:: WORK TO COMPLETE ::
1. In the PETSc thread, reproduce the passage from "Yes, this was" to "besides the point.", swapping "maint" for "stable" wherever it occurs.
2. Render the records as a numbered list, starting at their first line and ending with the line that contains "224, 870, 250]", and leave out any blank lines.

:: EXTRACTED TEXT ::
[petsc-dev] [petsc-users] Problem with AMG packages

Tue Oct 8 22:54:02 CDT 2013

"Mark F. Adams" <mfadams at lbl.gov> writes:

> On Oct 8, 2013, at 8:18 PM, Barry Smith <bsmith at mcs.anl.gov> wrote:
>
>> 
>> MatView                6 1.0 3.4042e+01269.1 0.00e+00 0.0 0.0e+00 0.0e+00 4.0e+00 18  0  0  0  0  25  0  0  0  0     0
>> 
>>   Something is seriously wrong with the default matview (or pcview) for PC GAMG?  It is printing way to much for the default view and thus totally hosing the timings.  The default PCView() is suppose to be very light weight (not do excessive communication) and provide very high level information.
>> 
>
> Oh, I think the problem is that GAMG sets the coarse grid solver explicitly as a block jacobi with LU local.  GAMG insures that all equation are on one PE for the coarsest grid.  ML uses redundant.  You should be able to use redundant in GAMG, it is just not the default.  This is not tested.  So I'm guessing the problem is that block Jacobi is noisy.

Yes, this was fixed in the following commit, which has now been merged
to 'maint', but was not when v3.4.2 was tagged.  So it'll be in v3.4.3
and Pierre can get it by tracking 'maint'.  I wasn't following the
earlier discussion and this is probably besides the point.

commit 5b42dca8ccf395618a3b4b6d09926ce0fcf677cd
Author: Jed Brown <jedbrown at mcs.anl.gov>
Date:   Wed May 29 16:44:48 2013 -0500

    PCGAMG: set bjacobi->same_local_solves=TRUE to clean coarse grid viewing

    When bjacobi->same_local_solves=FALSE, PCView_BJacobi views each
    subdomain solver separately.  (That output is currently jumbled because
    singleton viewers does not produce synchronized output, but O(P) data in
    a -ksp_view is still not acceptable.)  GAMG configures all local solves
    identically (though all but one process will have zero entries) but in
    doing so, it trips bjacobi->same_local_solves=FALSE.  This commit is a
    temporary fix until PCView_BJacobi is fixed to recognize this situation
    in a more general setting.

:: DATA FOR PROCESSING ::
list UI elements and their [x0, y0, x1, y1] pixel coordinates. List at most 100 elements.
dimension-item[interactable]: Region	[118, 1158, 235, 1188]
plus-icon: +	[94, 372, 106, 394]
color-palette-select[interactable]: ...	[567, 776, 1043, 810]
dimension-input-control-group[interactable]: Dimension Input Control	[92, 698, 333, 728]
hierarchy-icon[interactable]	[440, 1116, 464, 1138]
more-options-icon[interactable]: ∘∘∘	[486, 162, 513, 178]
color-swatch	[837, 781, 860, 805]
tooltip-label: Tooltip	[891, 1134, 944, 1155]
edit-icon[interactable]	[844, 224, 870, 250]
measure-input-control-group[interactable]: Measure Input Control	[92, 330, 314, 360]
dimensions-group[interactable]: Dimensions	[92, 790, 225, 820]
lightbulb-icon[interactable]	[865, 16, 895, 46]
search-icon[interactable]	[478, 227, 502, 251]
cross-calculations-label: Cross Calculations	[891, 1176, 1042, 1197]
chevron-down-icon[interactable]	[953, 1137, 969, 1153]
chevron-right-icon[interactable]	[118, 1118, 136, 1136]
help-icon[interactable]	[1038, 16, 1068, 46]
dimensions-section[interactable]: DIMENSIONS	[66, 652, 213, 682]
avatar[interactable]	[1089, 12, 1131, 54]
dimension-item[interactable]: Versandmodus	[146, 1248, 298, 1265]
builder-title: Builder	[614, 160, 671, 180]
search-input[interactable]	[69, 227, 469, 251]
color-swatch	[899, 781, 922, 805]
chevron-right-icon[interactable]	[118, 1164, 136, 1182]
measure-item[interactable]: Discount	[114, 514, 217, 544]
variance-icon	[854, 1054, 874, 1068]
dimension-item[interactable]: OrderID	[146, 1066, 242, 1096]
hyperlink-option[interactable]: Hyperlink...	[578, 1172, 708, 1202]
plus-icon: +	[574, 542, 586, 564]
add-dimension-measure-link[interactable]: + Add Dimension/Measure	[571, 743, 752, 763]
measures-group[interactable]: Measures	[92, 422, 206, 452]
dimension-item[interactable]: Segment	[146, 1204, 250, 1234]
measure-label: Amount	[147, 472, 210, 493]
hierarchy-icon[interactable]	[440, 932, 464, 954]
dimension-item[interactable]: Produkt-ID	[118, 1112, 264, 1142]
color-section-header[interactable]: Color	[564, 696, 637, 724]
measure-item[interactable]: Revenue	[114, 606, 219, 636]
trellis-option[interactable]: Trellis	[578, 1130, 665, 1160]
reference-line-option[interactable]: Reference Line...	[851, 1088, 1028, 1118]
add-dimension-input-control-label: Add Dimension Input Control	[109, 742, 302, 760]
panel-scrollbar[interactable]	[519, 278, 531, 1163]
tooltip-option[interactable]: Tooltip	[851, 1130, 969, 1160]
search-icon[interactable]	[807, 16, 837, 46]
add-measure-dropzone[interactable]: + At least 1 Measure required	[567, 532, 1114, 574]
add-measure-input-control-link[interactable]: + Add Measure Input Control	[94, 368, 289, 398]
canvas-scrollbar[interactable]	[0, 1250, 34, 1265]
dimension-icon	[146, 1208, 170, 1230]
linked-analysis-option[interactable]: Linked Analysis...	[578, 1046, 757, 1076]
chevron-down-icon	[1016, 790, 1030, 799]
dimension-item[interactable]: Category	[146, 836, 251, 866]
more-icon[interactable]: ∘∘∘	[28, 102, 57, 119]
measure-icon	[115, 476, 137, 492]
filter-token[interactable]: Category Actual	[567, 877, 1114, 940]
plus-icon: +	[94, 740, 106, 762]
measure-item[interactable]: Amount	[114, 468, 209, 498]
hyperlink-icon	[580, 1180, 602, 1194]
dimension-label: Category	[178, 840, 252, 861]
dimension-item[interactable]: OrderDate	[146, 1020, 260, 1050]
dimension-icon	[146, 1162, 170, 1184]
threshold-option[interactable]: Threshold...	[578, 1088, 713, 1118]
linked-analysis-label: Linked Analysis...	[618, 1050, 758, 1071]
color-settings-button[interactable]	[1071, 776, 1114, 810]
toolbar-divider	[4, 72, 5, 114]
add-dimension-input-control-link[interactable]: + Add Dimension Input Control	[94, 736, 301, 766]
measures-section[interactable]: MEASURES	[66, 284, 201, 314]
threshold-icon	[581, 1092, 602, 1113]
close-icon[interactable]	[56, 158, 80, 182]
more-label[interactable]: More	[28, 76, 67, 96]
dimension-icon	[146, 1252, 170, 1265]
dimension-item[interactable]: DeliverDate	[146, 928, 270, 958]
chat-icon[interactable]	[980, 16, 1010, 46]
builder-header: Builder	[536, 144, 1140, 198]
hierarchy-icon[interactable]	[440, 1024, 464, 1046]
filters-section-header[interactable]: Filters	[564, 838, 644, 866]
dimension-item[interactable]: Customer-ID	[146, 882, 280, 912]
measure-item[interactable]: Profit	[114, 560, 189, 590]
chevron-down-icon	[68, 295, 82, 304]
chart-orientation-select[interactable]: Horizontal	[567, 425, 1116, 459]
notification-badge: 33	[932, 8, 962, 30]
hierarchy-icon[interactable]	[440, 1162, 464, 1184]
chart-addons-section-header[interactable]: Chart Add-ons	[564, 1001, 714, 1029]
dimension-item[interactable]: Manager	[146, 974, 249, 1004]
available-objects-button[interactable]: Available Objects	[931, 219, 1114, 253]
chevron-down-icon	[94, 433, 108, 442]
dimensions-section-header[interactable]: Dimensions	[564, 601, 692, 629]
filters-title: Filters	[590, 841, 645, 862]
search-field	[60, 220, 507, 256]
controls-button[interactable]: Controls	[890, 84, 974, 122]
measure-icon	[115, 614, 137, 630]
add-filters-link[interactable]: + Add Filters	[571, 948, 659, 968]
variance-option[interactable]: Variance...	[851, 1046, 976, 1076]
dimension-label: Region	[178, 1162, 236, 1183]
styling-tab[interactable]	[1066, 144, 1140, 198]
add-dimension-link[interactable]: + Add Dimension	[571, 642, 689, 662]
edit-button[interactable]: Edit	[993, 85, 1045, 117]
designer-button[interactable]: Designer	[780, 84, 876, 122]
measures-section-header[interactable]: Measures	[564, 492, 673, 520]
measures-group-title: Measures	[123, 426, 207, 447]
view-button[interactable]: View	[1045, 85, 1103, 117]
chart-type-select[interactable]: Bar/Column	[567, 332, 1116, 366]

:: PROBLEM SOLUTIONS ::
1.
Yes, this was fixed in the following commit, which has now been merged
to 'stable', but was not when v3.4.2 was tagged.  So it'll be in v3.4.3
and Pierre can get it by tracking 'stable'.  I wasn't following the
earlier discussion and this is probably besides the point.

2.
1. list UI elements and their [x0, y0, x1, y1] pixel coordinates. List at most 100 elements.
2. dimension-item[interactable]: Region	[118, 1158, 235, 1188]
3. plus-icon: +	[94, 372, 106, 394]
4. color-palette-select[interactable]: ...	[567, 776, 1043, 810]
5. dimension-input-control-group[interactable]: Dimension Input Control	[92, 698, 333, 728]
6. hierarchy-icon[interactable]	[440, 1116, 464, 1138]
7. more-options-icon[interactable]: ∘∘∘	[486, 162, 513, 178]
8. color-swatch	[837, 781, 860, 805]
9. tooltip-label: Tooltip	[891, 1134, 944, 1155]
10. edit-icon[interactable]	[844, 224, 870, 250]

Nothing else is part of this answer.